**Written instruction**:
Reproduce all of the records exactly.

**Data extracted from a collection**:

□ □ □ □ □ □ □

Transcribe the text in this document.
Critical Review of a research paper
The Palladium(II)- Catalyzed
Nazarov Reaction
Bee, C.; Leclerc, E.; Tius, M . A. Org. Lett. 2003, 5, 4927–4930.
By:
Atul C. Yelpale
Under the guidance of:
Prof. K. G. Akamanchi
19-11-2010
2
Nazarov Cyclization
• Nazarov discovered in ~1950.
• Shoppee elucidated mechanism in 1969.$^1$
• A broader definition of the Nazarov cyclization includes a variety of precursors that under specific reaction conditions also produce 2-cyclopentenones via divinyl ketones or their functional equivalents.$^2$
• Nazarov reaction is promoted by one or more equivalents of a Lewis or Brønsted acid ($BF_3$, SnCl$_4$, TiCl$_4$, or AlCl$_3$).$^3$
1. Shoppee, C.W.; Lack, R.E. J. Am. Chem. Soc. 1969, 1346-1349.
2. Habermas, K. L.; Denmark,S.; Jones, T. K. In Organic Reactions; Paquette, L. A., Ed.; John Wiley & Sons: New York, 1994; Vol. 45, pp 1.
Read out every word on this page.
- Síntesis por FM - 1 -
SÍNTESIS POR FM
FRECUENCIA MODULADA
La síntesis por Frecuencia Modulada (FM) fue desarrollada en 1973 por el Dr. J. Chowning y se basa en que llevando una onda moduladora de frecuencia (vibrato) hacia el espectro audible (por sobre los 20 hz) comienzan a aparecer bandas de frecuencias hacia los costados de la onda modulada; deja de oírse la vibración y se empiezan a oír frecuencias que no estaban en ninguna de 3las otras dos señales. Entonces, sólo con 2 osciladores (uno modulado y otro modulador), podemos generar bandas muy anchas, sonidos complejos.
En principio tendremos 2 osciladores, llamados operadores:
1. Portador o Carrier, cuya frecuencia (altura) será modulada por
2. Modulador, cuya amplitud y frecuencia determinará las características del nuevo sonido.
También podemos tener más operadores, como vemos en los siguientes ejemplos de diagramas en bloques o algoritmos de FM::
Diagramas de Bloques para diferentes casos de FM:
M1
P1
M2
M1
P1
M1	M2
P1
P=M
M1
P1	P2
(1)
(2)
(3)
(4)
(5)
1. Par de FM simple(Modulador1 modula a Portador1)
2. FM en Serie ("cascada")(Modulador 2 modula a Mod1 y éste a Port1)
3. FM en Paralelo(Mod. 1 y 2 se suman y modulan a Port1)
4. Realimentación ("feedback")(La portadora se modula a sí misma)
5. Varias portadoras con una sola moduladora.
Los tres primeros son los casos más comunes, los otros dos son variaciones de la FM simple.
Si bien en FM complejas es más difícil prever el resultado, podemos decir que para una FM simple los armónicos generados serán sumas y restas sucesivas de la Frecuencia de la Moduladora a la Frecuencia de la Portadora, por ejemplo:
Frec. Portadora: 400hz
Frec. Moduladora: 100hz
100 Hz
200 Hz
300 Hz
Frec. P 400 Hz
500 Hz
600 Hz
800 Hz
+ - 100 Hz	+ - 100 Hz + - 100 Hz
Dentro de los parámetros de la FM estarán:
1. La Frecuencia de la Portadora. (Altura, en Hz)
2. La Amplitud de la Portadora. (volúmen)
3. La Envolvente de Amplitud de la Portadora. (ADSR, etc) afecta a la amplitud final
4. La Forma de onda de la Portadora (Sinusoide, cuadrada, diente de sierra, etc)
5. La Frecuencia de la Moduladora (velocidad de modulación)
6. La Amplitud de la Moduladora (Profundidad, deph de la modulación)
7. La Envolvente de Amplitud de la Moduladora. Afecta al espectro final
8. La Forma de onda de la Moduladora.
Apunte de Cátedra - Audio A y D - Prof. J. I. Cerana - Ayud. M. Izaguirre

□ □ □ □ □ □ □

**Solution**:
Transcribe the text in this document.
Critical Review of a research paper
The Palladium(II)- Catalyzed
Nazarov Reaction
Bee, C.; Leclerc, E.; Tius, M . A. Org. Lett. 2003, 5, 4927–4930.
By:
Atul C. Yelpale
Under the guidance of:
Prof. K. G. Akamanchi
19-11-2010
2
Nazarov Cyclization
• Nazarov discovered in ~1950.
• Shoppee elucidated mechanism in 1969.$^1$
• A broader definition of the Nazarov cyclization includes a variety of precursors that under specific reaction conditions also produce 2-cyclopentenones via divinyl ketones or their functional equivalents.$^2$
• Nazarov reaction is promoted by one or more equivalents of a Lewis or Brønsted acid ($BF_3$, SnCl$_4$, TiCl$_4$, or AlCl$_3$).$^3$
1. Shoppee, C.W.; Lack, R.E. J. Am. Chem. Soc. 1969, 1346-1349.
2. Habermas, K. L.; Denmark,S.; Jones, T. K. In Organic Reactions; Paquette, L. A., Ed.; John Wiley & Sons: New York, 1994; Vol. 45, pp 1.
Read out every word on this page.
- Síntesis por FM - 1 -
SÍNTESIS POR FM
FRECUENCIA MODULADA
La síntesis por Frecuencia Modulada (FM) fue desarrollada en 1973 por el Dr. J. Chowning y se basa en que llevando una onda moduladora de frecuencia (vibrato) hacia el espectro audible (por sobre los 20 hz) comienzan a aparecer bandas de frecuencias hacia los costados de la onda modulada; deja de oírse la vibración y se empiezan a oír frecuencias que no estaban en ninguna de 3las otras dos señales. Entonces, sólo con 2 osciladores (uno modulado y otro modulador), podemos generar bandas muy anchas, sonidos complejos.
En principio tendremos 2 osciladores, llamados operadores:
1. Portador o Carrier, cuya frecuencia (altura) será modulada por
2. Modulador, cuya amplitud y frecuencia determinará las características del nuevo sonido.
También podemos tener más operadores, como vemos en los siguientes ejemplos de diagramas en bloques o algoritmos de FM::
Diagramas de Bloques para diferentes casos de FM:
M1
P1
M2
M1
P1
M1	M2
P1
P=M
M1
P1	P2
(1)
(2)
(3)
(4)
(5)
1. Par de FM simple(Modulador1 modula a Portador1)
2. FM en Serie ("cascada")(Modulador 2 modula a Mod1 y éste a Port1)
3. FM en Paralelo(Mod. 1 y 2 se suman y modulan a Port1)
4. Realimentación ("feedback")(La portadora se modula a sí misma)
5. Varias portadoras con una sola moduladora.
Los tres primeros son los casos más comunes, los otros dos son variaciones de la FM simple.
Si bien en FM complejas es más difícil prever el resultado, podemos decir que para una FM simple los armónicos generados serán sumas y restas sucesivas de la Frecuencia de la Moduladora a la Frecuencia de la Portadora, por ejemplo:
Frec. Portadora: 400hz
Frec. Moduladora: 100hz
100 Hz
200 Hz
300 Hz
Frec. P 400 Hz
500 Hz
600 Hz
800 Hz
+ - 100 Hz	+ - 100 Hz + - 100 Hz
Dentro de los parámetros de la FM estarán:
1. La Frecuencia de la Portadora. (Altura, en Hz)
2. La Amplitud de la Portadora. (volúmen)
3. La Envolvente de Amplitud de la Portadora. (ADSR, etc) afecta a la amplitud final
4. La Forma de onda de la Portadora (Sinusoide, cuadrada, diente de sierra, etc)
5. La Frecuencia de la Moduladora (velocidad de modulación)
6. La Amplitud de la Moduladora (Profundidad, deph de la modulación)
7. La Envolvente de Amplitud de la Moduladora. Afecta al espectro final
8. La Forma de onda de la Moduladora.
Apunte de Cátedra - Audio A y D - Prof. J. I. Cerana - Ayud. M. Izaguirre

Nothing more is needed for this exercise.